Exercise directions>
Scan the records for "boxes" and copy each line that contains it.

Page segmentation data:
Segment Open
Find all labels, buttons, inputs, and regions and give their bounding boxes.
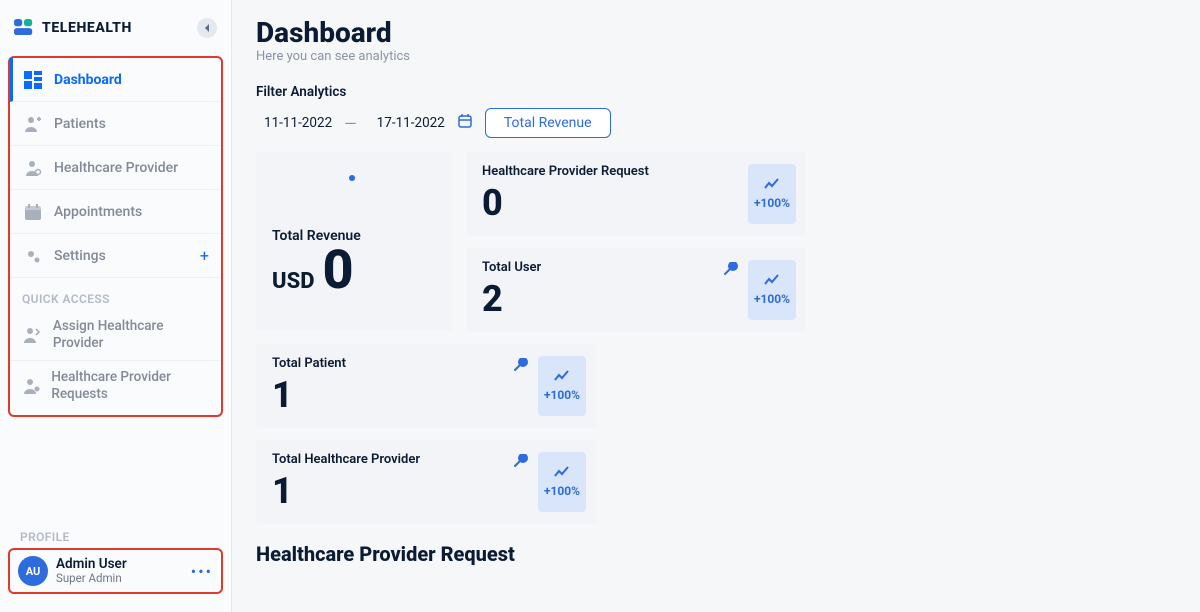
sidebar-item-appointments[interactable]: Appointments xyxy=(10,190,221,234)
brand-logo-icon xyxy=(14,19,34,37)
stat-percent: +100% xyxy=(754,196,790,210)
card-value: 1 xyxy=(272,377,580,413)
card-title: Total User xyxy=(482,260,790,275)
sidebar-collapse-button[interactable] xyxy=(197,18,217,38)
card-value: 1 xyxy=(272,473,580,509)
card-provider-request: Healthcare Provider Request 0 +100% xyxy=(466,152,806,236)
nav-group-highlight: Dashboard Patients Healthcare Provider A… xyxy=(8,56,223,417)
more-icon[interactable]: ••• xyxy=(191,562,213,581)
sidebar-item-label: Appointments xyxy=(54,204,142,220)
sidebar: TELEHEALTH Dashboard Patients Healthcare… xyxy=(0,0,232,612)
sidebar-item-dashboard[interactable]: Dashboard xyxy=(10,58,221,102)
stat-badge: +100% xyxy=(748,164,796,224)
profile-header: PROFILE xyxy=(8,526,223,548)
sparkline-icon xyxy=(472,358,532,378)
sparkline-icon xyxy=(472,454,532,474)
plus-icon[interactable]: + xyxy=(200,246,209,265)
quick-item-label: Assign Healthcare Provider xyxy=(53,318,209,352)
assign-icon xyxy=(22,326,43,344)
stat-percent: +100% xyxy=(544,388,580,402)
stat-percent: +100% xyxy=(754,292,790,306)
sidebar-item-healthcare-provider[interactable]: Healthcare Provider xyxy=(10,146,221,190)
date-to[interactable]: 17-11-2022 xyxy=(369,115,445,131)
trend-up-icon xyxy=(764,178,780,190)
calendar-icon xyxy=(22,203,44,221)
quick-item-label: Healthcare Provider Requests xyxy=(51,369,209,403)
sidebar-item-label: Healthcare Provider xyxy=(54,160,178,176)
calendar-picker-icon[interactable] xyxy=(457,113,473,133)
brand-name: TELEHEALTH xyxy=(42,20,132,36)
card-value: 0 xyxy=(323,244,354,298)
gears-icon xyxy=(22,247,44,265)
total-revenue-button[interactable]: Total Revenue xyxy=(485,108,611,138)
profile-role: Super Admin xyxy=(56,572,127,585)
card-title: Total Patient xyxy=(272,356,580,371)
profile-section: PROFILE AU Admin User Super Admin ••• xyxy=(0,520,231,604)
sidebar-item-label: Settings xyxy=(54,248,106,264)
sparkline-icon xyxy=(682,166,742,185)
sidebar-item-label: Patients xyxy=(54,116,106,132)
card-value: 0 xyxy=(482,185,790,221)
stat-badge: +100% xyxy=(748,260,796,320)
trend-up-icon xyxy=(554,370,570,382)
main-content: Dashboard Here you can see analytics Fil… xyxy=(232,0,1200,612)
trend-up-icon xyxy=(554,466,570,478)
card-total-provider: Total Healthcare Provider 1 +100% xyxy=(256,440,596,524)
quick-item-assign-provider[interactable]: Assign Healthcare Provider xyxy=(10,310,221,361)
date-from[interactable]: 11-11-2022 xyxy=(256,115,332,131)
stat-percent: +100% xyxy=(544,484,580,498)
profile-card[interactable]: AU Admin User Super Admin ••• xyxy=(8,548,223,594)
trend-up-icon xyxy=(764,274,780,286)
sparkline-icon xyxy=(348,170,438,189)
sidebar-item-patients[interactable]: Patients xyxy=(10,102,221,146)
sidebar-item-label: Dashboard xyxy=(54,72,122,88)
stat-badge: +100% xyxy=(538,356,586,416)
sparkline-icon xyxy=(682,262,742,282)
provider-icon xyxy=(22,159,44,177)
filter-label: Filter Analytics xyxy=(256,84,1176,100)
card-total-revenue: Total Revenue USD 0 xyxy=(256,152,452,330)
currency-code: USD xyxy=(272,271,315,293)
page-title: Dashboard xyxy=(256,16,1176,49)
sidebar-item-settings[interactable]: Settings + xyxy=(10,234,221,278)
avatar: AU xyxy=(18,556,48,586)
card-total-patient: Total Patient 1 +100% xyxy=(256,344,596,428)
stat-badge: +100% xyxy=(538,452,586,512)
requests-icon xyxy=(22,377,41,395)
card-title: Healthcare Provider Request xyxy=(482,164,790,179)
profile-name: Admin User xyxy=(56,557,127,572)
card-value: 2 xyxy=(482,281,790,317)
page-subtitle: Here you can see analytics xyxy=(256,49,1176,64)
quick-item-provider-requests[interactable]: Healthcare Provider Requests xyxy=(10,361,221,411)
section-header: Healthcare Provider Request xyxy=(256,542,1176,566)
card-total-user: Total User 2 +100% xyxy=(466,248,806,332)
patients-icon xyxy=(22,115,44,133)
quick-access-header: QUICK ACCESS xyxy=(10,278,221,310)
card-title: Total Healthcare Provider xyxy=(272,452,580,467)
dashboard-icon xyxy=(22,71,44,89)
date-separator: — xyxy=(344,114,357,133)
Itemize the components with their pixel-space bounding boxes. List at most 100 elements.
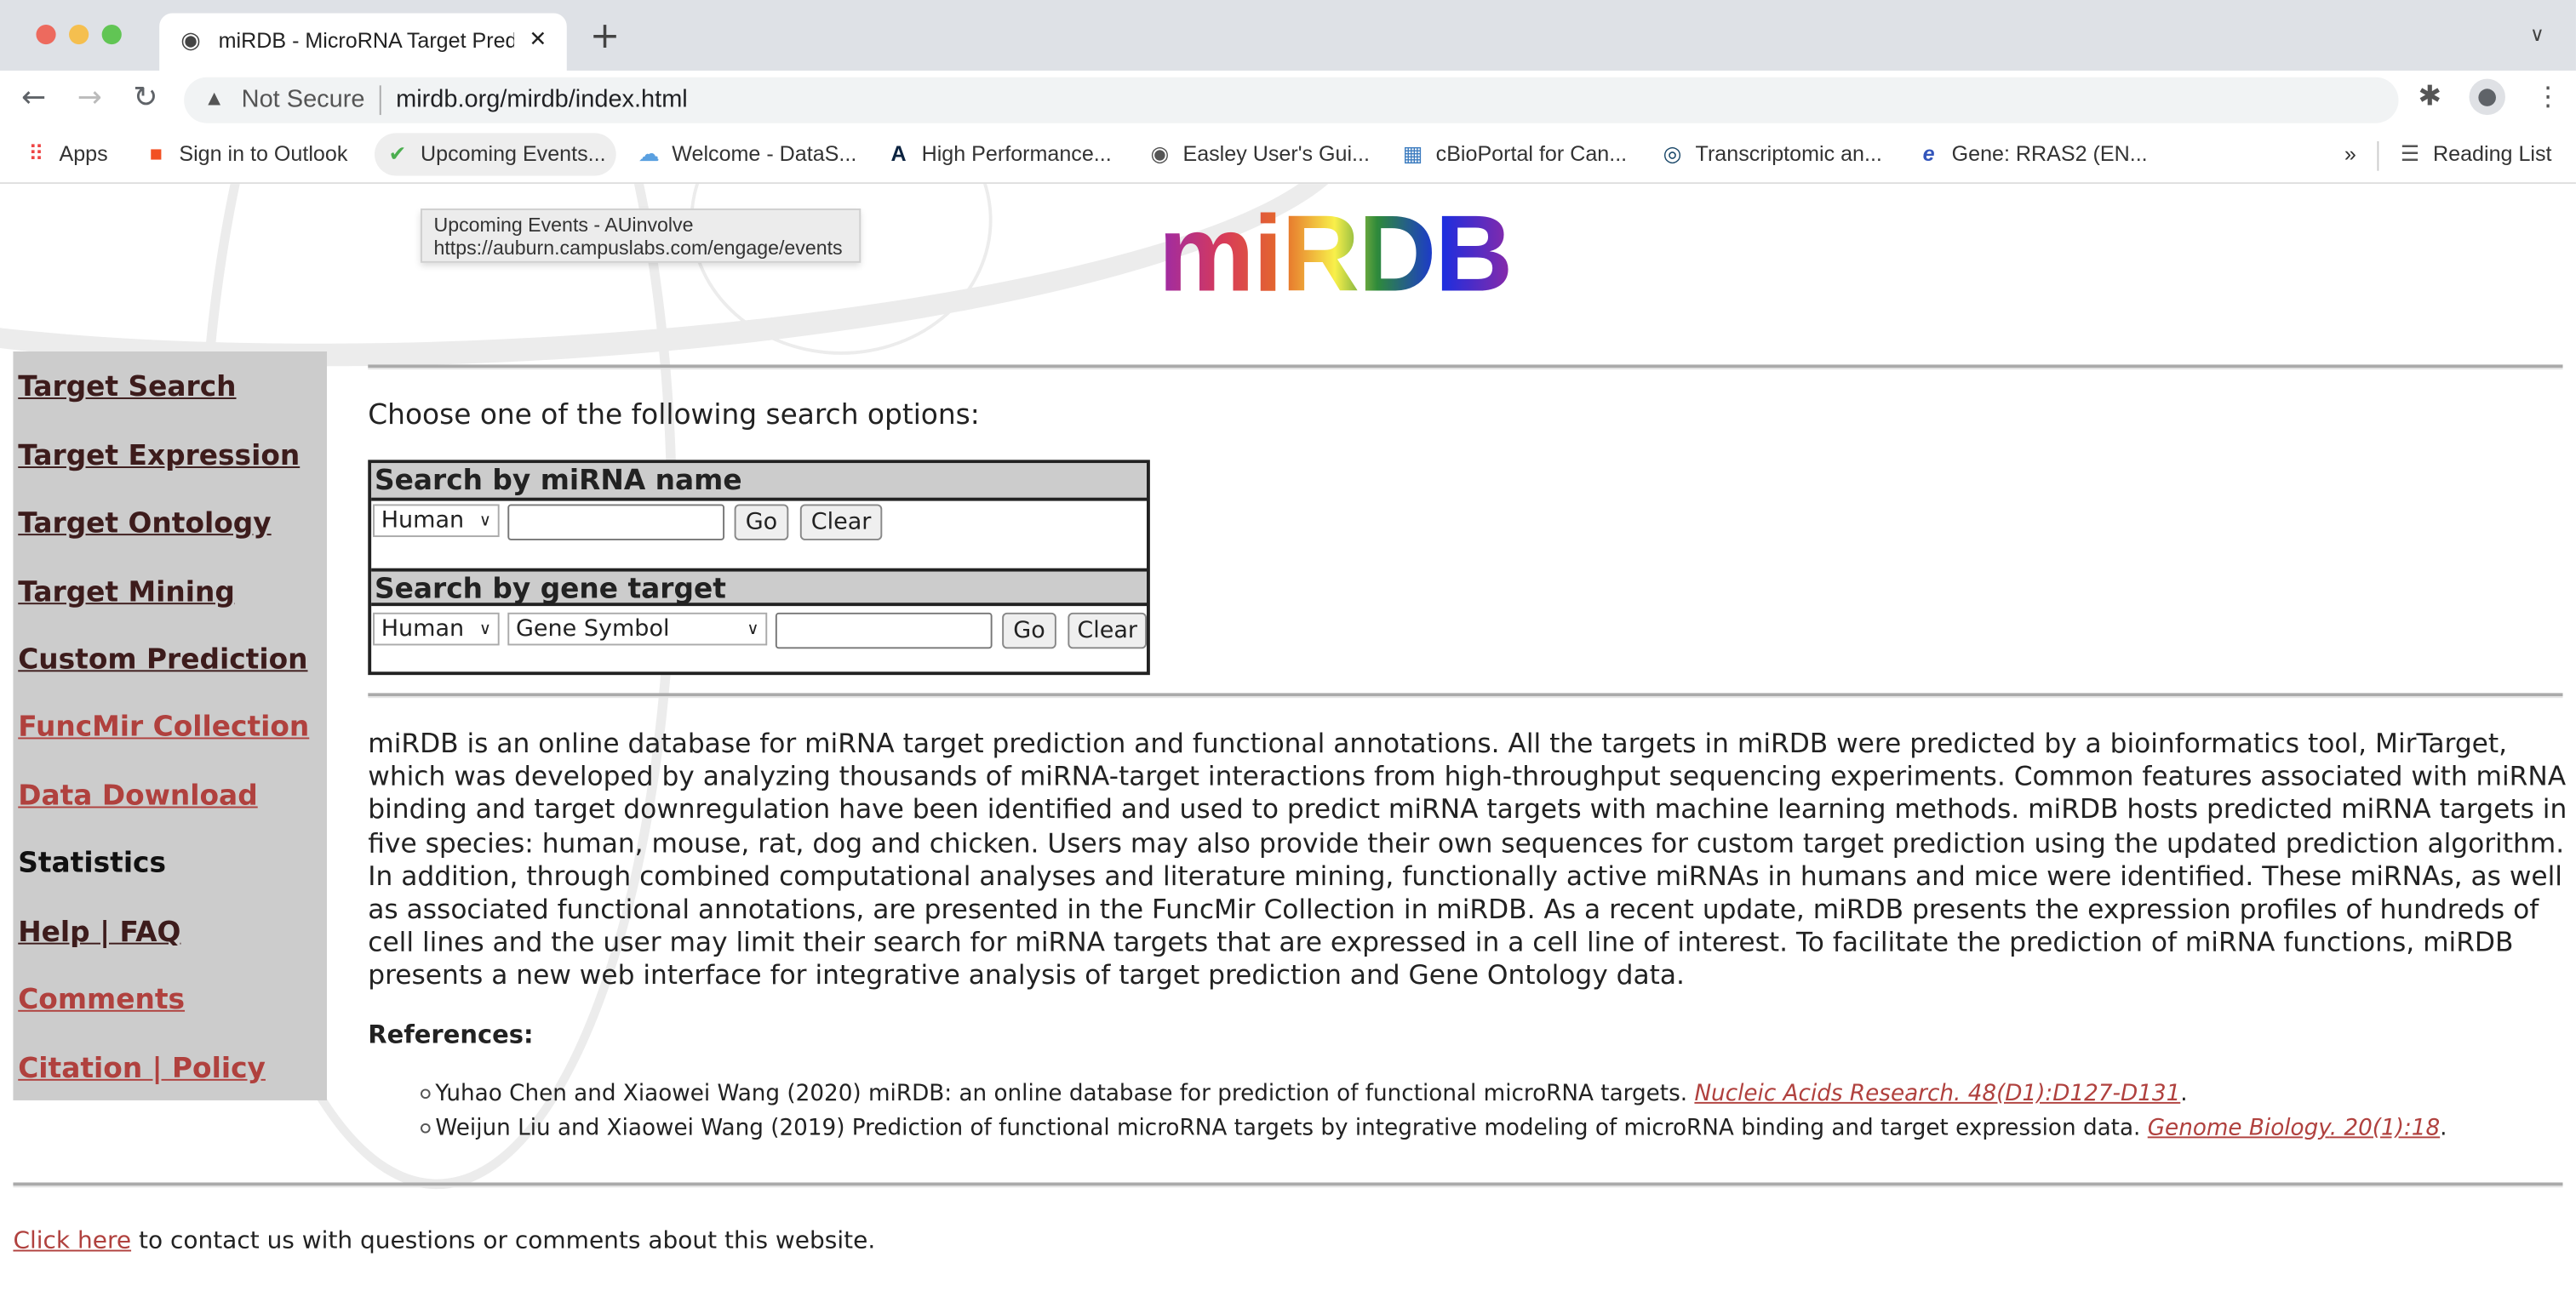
campuslabs-icon: ✔ <box>388 140 407 166</box>
sidebar-item-help-faq[interactable]: Help | FAQ <box>18 917 180 950</box>
bookmark-label: Gene: RRAS2 (EN... <box>1951 140 2148 166</box>
gene-go-button[interactable]: Go <box>1002 612 1056 649</box>
menu-icon[interactable]: ⋮ <box>2535 81 2562 112</box>
reference-item: Weijun Liu and Xiaowei Wang (2019) Predi… <box>421 1115 2447 1141</box>
sidebar-item-custom-prediction[interactable]: Custom Prediction <box>18 643 307 677</box>
bookmark-ensembl[interactable]: e Gene: RRAS2 (EN... <box>1915 141 2148 166</box>
divider <box>13 1182 2563 1188</box>
mirna-go-button[interactable]: Go <box>734 504 789 540</box>
bookmark-label: Transcriptomic an... <box>1695 140 1882 166</box>
divider <box>368 364 2563 370</box>
gene-species-select[interactable]: Human ∨ <box>373 612 500 646</box>
chevron-down-icon: ∨ <box>478 512 492 531</box>
omnibox-divider <box>379 85 381 116</box>
journal-name: Nucleic Acids Research <box>1694 1080 1955 1107</box>
mirna-name-input[interactable] <box>507 504 725 540</box>
gene-id-type-select[interactable]: Gene Symbol ∨ <box>507 612 768 646</box>
auburn-icon: A <box>890 140 907 166</box>
contact-line: Click here to contact us with questions … <box>13 1228 875 1254</box>
tooltip-url: https://auburn.campuslabs.com/engage/eve… <box>433 236 843 260</box>
cloud-icon: ☁ <box>638 140 660 166</box>
cbioportal-icon: ▦ <box>1402 140 1423 166</box>
sidebar-item-target-ontology[interactable]: Target Ontology <box>18 507 271 540</box>
description-paragraph: miRDB is an online database for miRNA ta… <box>368 727 2567 991</box>
reading-list-icon: ☰ <box>2400 140 2420 166</box>
search-options-prompt: Choose one of the following search optio… <box>368 398 980 432</box>
globe-icon: ◉ <box>1150 140 1170 166</box>
apps-grid-icon: ⠿ <box>28 140 44 166</box>
browser-tab[interactable]: ◉ miRDB - MicroRNA Target Pred ✕ <box>159 13 567 71</box>
back-icon[interactable]: ← <box>21 81 46 116</box>
reading-list-label: Reading List <box>2433 140 2552 166</box>
forward-icon[interactable]: → <box>77 81 102 116</box>
tab-strip: ◉ miRDB - MicroRNA Target Pred ✕ + ∨ <box>0 0 2576 71</box>
sidebar-item-funcmir-collection[interactable]: FuncMir Collection <box>18 711 309 745</box>
sidebar-nav: Target Search Target Expression Target O… <box>13 351 328 1100</box>
bullet-icon <box>421 1123 431 1134</box>
journal-name: Genome Biology <box>2147 1115 2330 1142</box>
gene-target-input[interactable] <box>775 612 993 649</box>
citation-detail: . 20(1):18 <box>2329 1115 2441 1142</box>
bookmark-datas[interactable]: ☁ Welcome - DataS... <box>636 140 857 168</box>
url-text[interactable]: mirdb.org/mirdb/index.html <box>396 85 688 113</box>
gene-search-heading: Search by gene target <box>371 568 1148 607</box>
new-tab-button[interactable]: + <box>590 16 621 57</box>
bookmark-label: Sign in to Outlook <box>179 140 348 166</box>
gene-clear-button[interactable]: Clear <box>1068 612 1148 649</box>
sidebar-item-target-search[interactable]: Target Search <box>18 371 236 404</box>
sidebar-item-data-download[interactable]: Data Download <box>18 780 257 814</box>
maximize-window-button[interactable] <box>101 24 122 45</box>
page-content: miRDB Upcoming Events - AUinvolve https:… <box>0 184 2576 1314</box>
reference-text: Weijun Liu and Xiaowei Wang (2019) Predi… <box>435 1115 2148 1142</box>
bullet-icon <box>421 1088 431 1100</box>
mirdb-logo[interactable]: miRDB <box>1159 191 1514 316</box>
bookmark-transcriptomic[interactable]: ◎ Transcriptomic an... <box>1659 141 1882 168</box>
bookmark-upcoming-events[interactable]: ✔ Upcoming Events... <box>374 133 616 176</box>
more-bookmarks-icon[interactable]: » <box>2344 141 2356 166</box>
bookmark-label: High Performance... <box>921 140 1112 166</box>
ensembl-icon: e <box>1922 140 1935 166</box>
mirna-species-select[interactable]: Human ∨ <box>373 504 500 538</box>
references-heading: References: <box>368 1020 534 1050</box>
reference-text: Yuhao Chen and Xiaowei Wang (2020) miRDB… <box>435 1080 1695 1107</box>
reload-icon[interactable]: ↻ <box>133 81 157 116</box>
bookmark-apps[interactable]: ⠿ Apps <box>23 141 108 168</box>
tab-title: miRDB - MicroRNA Target Pred <box>218 27 515 53</box>
bookmarks-bar: ⠿ Apps ■ Sign in to Outlook ✔ Upcoming Even… <box>0 128 2576 185</box>
bookmark-label: Welcome - DataS... <box>672 140 857 166</box>
sidebar-item-target-mining[interactable]: Target Mining <box>18 576 235 609</box>
sidebar-item-statistics[interactable]: Statistics <box>18 848 166 881</box>
bookmark-easley[interactable]: ◉ Easley User's Gui... <box>1147 140 1370 168</box>
minimize-window-button[interactable] <box>69 24 89 45</box>
close-tab-icon[interactable]: ✕ <box>529 26 547 53</box>
reading-list-button[interactable]: ☰ Reading List <box>2397 141 2552 168</box>
tab-search-chevron-icon[interactable]: ∨ <box>2530 23 2545 46</box>
profile-avatar-icon[interactable]: ● <box>2469 78 2505 116</box>
chevron-down-icon: ∨ <box>747 620 759 639</box>
security-label[interactable]: Not Secure <box>242 85 365 113</box>
sidebar-item-target-expression[interactable]: Target Expression <box>18 440 300 473</box>
reference-link[interactable]: Nucleic Acids Research. 48(D1):D127-D131 <box>1694 1081 2180 1107</box>
search-form-table: Search by miRNA name Human ∨ Go Clear Sea… <box>368 460 1150 676</box>
bookmark-outlook[interactable]: ■ Sign in to Outlook <box>143 141 348 166</box>
warning-icon: ▲ <box>203 85 226 111</box>
bookmarks-divider <box>2377 140 2379 171</box>
bookmark-hpc[interactable]: A High Performance... <box>885 141 1112 166</box>
bookmark-label: Easley User's Gui... <box>1182 140 1370 166</box>
address-bar[interactable]: ▲ Not Secure mirdb.org/mirdb/index.html <box>184 77 2399 123</box>
mirna-clear-button[interactable]: Clear <box>799 504 883 540</box>
extensions-icon[interactable]: ✱ <box>2419 81 2441 114</box>
bookmark-tooltip: Upcoming Events - AUinvolve https://aubu… <box>421 209 862 263</box>
close-window-button[interactable] <box>36 24 56 45</box>
bookmark-cbioportal[interactable]: ▦ cBioPortal for Can... <box>1400 141 1627 168</box>
reference-item: Yuhao Chen and Xiaowei Wang (2020) miRDB… <box>421 1081 2188 1107</box>
chevron-down-icon: ∨ <box>478 620 492 639</box>
sidebar-item-comments[interactable]: Comments <box>18 984 185 1017</box>
contact-link[interactable]: Click here <box>13 1228 131 1254</box>
sidebar-item-citation-policy[interactable]: Citation | Policy <box>18 1053 266 1086</box>
mirna-search-heading: Search by miRNA name <box>371 463 1148 501</box>
podcast-icon: ◎ <box>1663 140 1682 166</box>
bookmark-label: Upcoming Events... <box>421 140 606 166</box>
reference-link[interactable]: Genome Biology. 20(1):18 <box>2148 1115 2440 1141</box>
globe-icon: ◉ <box>180 26 201 53</box>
Segment Closed
Written answer>
Find all labels, buttons, inputs, and regions and give their bounding boxes.
Itemize the components with their pixel-space bounding boxes. List at most 100 elements.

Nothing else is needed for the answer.